Written exercise a: Reproduce the passage of the article on Abu Dhabi housing prices from "The consultancy attributed" to "of job security.".

— BEGIN Page excerpt —

Prime housing prices in Abu Dhabi rose by an average of 5 per cent over the quarter that ended in September as the poshest neighbourhoods continued to show signs of recovering from the global financial downturn.
The property consultancy Jones Lang LaSalle said the increase followed a 5 per cent price rise in the second quarter and an 8 per cent increase between January and March.
The consultancy said prime asking prices in the capital had increased to Dh12,100 per square metre at the end of September, from a low of Dh10,200 at the end of last year.
Asking prices for apartments currently stood at Dh14,200 per square metre, while those for villas rose to Dh10,500, Jones Lang LaSalle said.
In Dubai, house prices rose 6 per cent in the third quarter.
However, the consultancy said the increase in prices in Abu Dhabi was restricted to prime buildings in the emirate’s investment areas, and did not represent a market-wide recovery. It said there were no price increases in other parts of the capital.
The price increases also remain well below their market peak. At the end of 2009, Jones Lang LaSalle said the average prime house price was Dh17,222 per square metre – 21 per cent above their current level.
The consultancy attributed the housing price increases to the UAE’s status as a safe haven, a shortage in available homes, and expectations of future price inflation thanks to government infrastructure investment and greater levels of job security.

— END Page excerpt —
— BEGIN Task material —

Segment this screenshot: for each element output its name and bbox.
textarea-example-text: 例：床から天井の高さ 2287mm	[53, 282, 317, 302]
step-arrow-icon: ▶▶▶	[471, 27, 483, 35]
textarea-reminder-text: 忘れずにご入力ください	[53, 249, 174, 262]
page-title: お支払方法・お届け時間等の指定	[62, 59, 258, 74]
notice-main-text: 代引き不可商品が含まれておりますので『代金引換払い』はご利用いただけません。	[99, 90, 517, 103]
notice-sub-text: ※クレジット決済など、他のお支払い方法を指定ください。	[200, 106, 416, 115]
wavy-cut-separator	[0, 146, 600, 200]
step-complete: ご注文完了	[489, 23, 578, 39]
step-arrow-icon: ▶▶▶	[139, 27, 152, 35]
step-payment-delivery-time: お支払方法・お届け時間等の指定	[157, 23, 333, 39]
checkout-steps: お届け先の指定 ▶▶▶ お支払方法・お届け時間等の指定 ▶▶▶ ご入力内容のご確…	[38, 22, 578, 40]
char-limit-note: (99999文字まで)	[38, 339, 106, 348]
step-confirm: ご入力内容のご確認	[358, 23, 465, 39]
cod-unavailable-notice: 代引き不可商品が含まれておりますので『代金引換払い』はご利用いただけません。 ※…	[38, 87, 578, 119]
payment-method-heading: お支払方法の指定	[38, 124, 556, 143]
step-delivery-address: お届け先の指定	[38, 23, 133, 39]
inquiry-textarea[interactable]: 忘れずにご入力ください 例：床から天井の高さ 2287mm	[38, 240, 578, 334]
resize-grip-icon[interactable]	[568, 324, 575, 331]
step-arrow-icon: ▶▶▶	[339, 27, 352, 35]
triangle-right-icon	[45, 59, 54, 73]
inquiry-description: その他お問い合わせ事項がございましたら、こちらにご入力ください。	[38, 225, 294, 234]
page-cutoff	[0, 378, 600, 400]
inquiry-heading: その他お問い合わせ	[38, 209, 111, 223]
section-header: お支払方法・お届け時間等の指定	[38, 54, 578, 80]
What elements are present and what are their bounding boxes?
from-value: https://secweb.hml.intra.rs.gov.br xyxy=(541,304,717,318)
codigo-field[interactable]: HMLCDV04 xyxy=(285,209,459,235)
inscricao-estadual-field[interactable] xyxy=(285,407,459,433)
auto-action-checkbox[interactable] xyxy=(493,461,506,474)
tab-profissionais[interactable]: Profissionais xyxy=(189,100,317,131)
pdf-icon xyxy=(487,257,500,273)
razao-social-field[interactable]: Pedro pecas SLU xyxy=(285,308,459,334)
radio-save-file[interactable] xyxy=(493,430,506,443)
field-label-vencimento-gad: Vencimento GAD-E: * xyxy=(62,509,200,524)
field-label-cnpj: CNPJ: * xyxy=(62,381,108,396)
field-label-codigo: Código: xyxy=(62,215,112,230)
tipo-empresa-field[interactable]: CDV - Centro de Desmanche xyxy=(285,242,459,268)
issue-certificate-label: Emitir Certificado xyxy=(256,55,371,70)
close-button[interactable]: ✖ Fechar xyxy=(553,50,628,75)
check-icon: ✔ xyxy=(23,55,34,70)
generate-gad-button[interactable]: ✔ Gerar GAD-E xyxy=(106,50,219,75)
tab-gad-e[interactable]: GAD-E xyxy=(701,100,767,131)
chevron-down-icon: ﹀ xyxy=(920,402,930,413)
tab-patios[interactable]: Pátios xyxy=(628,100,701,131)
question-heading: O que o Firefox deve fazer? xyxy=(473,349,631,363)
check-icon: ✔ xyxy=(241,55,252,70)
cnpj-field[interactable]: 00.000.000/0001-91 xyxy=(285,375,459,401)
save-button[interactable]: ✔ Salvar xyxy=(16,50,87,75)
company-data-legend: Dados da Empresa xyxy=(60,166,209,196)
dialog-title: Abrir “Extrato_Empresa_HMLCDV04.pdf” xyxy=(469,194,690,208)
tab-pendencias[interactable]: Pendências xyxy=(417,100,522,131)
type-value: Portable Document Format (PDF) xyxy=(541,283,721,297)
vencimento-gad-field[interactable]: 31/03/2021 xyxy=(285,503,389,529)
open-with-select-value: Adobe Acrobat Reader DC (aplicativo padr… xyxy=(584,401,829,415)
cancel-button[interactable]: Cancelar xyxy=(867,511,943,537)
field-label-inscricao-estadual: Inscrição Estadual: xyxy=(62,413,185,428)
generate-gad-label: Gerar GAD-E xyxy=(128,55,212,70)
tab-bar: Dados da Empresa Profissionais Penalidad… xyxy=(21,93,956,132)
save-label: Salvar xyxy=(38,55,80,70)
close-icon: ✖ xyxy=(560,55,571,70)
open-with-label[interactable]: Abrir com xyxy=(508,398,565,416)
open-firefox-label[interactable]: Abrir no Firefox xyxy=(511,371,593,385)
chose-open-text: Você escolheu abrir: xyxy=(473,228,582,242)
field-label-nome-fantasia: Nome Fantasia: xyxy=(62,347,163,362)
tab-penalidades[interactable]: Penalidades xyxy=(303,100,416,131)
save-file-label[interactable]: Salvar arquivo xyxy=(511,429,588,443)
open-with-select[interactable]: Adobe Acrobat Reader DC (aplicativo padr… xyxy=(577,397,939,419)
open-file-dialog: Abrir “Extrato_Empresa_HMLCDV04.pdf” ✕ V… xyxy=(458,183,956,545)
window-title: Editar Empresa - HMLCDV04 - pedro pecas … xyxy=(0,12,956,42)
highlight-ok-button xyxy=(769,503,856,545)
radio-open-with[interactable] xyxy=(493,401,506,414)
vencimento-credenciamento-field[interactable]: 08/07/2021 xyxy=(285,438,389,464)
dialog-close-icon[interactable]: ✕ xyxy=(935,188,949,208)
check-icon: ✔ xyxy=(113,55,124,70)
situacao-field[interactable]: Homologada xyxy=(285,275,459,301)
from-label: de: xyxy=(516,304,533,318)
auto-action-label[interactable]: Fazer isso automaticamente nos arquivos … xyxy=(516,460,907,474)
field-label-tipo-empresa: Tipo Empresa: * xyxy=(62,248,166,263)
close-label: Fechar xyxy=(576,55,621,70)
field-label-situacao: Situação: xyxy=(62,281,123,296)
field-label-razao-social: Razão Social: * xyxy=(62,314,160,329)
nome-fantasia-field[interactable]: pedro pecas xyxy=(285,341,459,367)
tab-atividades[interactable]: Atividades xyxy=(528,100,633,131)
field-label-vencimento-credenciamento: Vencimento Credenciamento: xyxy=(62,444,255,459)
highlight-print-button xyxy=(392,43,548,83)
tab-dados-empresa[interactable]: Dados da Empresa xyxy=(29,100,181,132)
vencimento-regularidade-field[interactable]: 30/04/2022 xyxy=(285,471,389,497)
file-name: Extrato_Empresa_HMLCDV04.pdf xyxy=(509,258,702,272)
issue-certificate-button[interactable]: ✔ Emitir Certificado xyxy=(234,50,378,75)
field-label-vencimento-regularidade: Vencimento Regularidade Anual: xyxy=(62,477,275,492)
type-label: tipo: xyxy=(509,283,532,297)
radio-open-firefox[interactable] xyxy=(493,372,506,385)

— END Task material —

Written exercise b: In the entries from the first line through the line with "checkout-steps: お届け先の指定 ▶▶▶", rename "step-arrow-icon" to "step-separator-icon" and leave everything else unchanged. Output only those lines.

Task result a:
The consultancy attributed the housing price increases to the UAE’s status as a safe haven, a shortage in available homes, and expectations of future price inflation thanks to government infrastructure investment and greater levels of job security.

Task result b:
Segment this screenshot: for each element output its name and bbox.
textarea-example-text: 例：床から天井の高さ 2287mm	[53, 282, 317, 302]
step-separator-icon: ▶▶▶	[471, 27, 483, 35]
textarea-reminder-text: 忘れずにご入力ください	[53, 249, 174, 262]
page-title: お支払方法・お届け時間等の指定	[62, 59, 258, 74]
notice-main-text: 代引き不可商品が含まれておりますので『代金引換払い』はご利用いただけません。	[99, 90, 517, 103]
notice-sub-text: ※クレジット決済など、他のお支払い方法を指定ください。	[200, 106, 416, 115]
wavy-cut-separator	[0, 146, 600, 200]
step-complete: ご注文完了	[489, 23, 578, 39]
step-separator-icon: ▶▶▶	[139, 27, 152, 35]
step-payment-delivery-time: お支払方法・お届け時間等の指定	[157, 23, 333, 39]
checkout-steps: お届け先の指定 ▶▶▶ お支払方法・お届け時間等の指定 ▶▶▶ ご入力内容のご確…	[38, 22, 578, 40]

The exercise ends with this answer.